Input records:
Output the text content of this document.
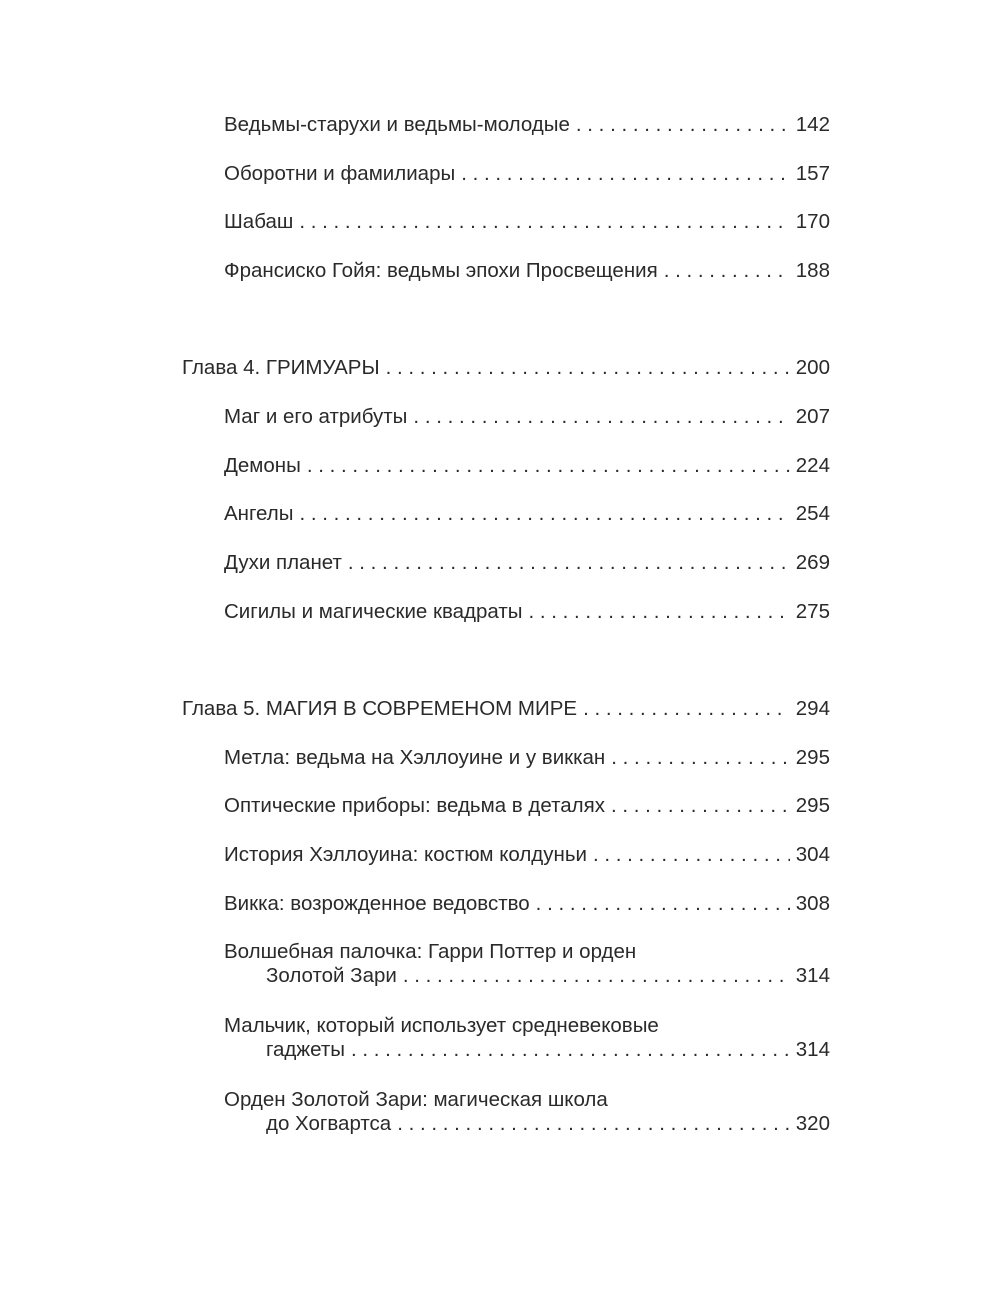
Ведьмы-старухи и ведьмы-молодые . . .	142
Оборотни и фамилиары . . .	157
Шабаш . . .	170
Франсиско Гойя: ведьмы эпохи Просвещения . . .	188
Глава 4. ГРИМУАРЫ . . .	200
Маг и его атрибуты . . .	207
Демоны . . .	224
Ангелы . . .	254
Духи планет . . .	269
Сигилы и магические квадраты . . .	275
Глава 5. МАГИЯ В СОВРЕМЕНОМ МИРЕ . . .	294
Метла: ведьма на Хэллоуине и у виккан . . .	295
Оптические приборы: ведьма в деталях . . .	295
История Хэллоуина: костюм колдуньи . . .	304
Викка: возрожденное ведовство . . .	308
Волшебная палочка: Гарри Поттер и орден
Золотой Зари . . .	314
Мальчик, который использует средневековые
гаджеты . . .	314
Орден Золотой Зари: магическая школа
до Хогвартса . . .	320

Task details: Write the listing above out again exactly, dropping each image.

Solved problem:
Output the text content of this document.
Ведьмы-старухи и ведьмы-молодые . . .	142
Оборотни и фамилиары . . .	157
Шабаш . . .	170
Франсиско Гойя: ведьмы эпохи Просвещения . . .	188
Глава 4. ГРИМУАРЫ . . .	200
Маг и его атрибуты . . .	207
Демоны . . .	224
Ангелы . . .	254
Духи планет . . .	269
Сигилы и магические квадраты . . .	275
Глава 5. МАГИЯ В СОВРЕМЕНОМ МИРЕ . . .	294
Метла: ведьма на Хэллоуине и у виккан . . .	295
Оптические приборы: ведьма в деталях . . .	295
История Хэллоуина: костюм колдуньи . . .	304
Викка: возрожденное ведовство . . .	308
Волшебная палочка: Гарри Поттер и орден
Золотой Зари . . .	314
Мальчик, который использует средневековые
гаджеты . . .	314
Орден Золотой Зари: магическая школа
до Хогвартса . . .	320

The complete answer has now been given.